--- START OF Exercise material ---

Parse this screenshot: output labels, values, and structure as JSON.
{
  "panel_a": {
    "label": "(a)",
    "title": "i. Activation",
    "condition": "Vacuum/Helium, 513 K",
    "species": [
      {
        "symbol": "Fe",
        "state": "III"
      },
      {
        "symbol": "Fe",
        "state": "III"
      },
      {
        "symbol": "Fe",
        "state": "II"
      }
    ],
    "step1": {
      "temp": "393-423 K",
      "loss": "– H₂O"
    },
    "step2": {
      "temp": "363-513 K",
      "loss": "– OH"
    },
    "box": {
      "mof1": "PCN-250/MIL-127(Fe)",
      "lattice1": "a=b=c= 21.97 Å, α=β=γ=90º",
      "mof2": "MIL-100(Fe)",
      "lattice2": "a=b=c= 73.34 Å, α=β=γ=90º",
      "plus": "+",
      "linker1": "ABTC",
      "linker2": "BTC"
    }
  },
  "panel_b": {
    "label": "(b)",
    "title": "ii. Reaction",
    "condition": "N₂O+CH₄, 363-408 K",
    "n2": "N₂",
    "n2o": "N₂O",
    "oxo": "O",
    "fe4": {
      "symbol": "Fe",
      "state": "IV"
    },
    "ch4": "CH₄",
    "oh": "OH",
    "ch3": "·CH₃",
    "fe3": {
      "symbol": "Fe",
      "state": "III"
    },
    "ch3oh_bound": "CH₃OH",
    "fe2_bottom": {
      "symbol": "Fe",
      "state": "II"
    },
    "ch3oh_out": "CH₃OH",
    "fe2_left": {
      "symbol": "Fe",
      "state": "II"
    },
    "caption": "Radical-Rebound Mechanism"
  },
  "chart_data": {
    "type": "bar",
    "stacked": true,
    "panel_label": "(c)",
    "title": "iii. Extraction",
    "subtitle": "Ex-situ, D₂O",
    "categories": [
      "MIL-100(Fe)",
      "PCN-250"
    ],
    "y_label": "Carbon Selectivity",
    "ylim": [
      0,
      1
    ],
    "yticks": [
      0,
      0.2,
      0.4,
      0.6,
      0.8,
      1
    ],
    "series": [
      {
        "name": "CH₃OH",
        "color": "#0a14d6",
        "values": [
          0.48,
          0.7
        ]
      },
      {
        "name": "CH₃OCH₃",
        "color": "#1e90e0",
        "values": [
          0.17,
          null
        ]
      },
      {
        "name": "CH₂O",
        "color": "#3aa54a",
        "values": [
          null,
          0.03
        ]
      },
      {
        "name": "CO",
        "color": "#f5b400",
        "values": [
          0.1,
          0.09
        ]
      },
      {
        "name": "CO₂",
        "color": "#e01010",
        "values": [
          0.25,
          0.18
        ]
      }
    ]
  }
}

--- END OF Exercise material ---

What you are asked to do: Using the listing above, pick out each line that contains the word "condition", then copy it.

Task response:
    "condition": "Vacuum/Helium, 513 K",
    "condition": "N₂O+CH₄, 363-408 K",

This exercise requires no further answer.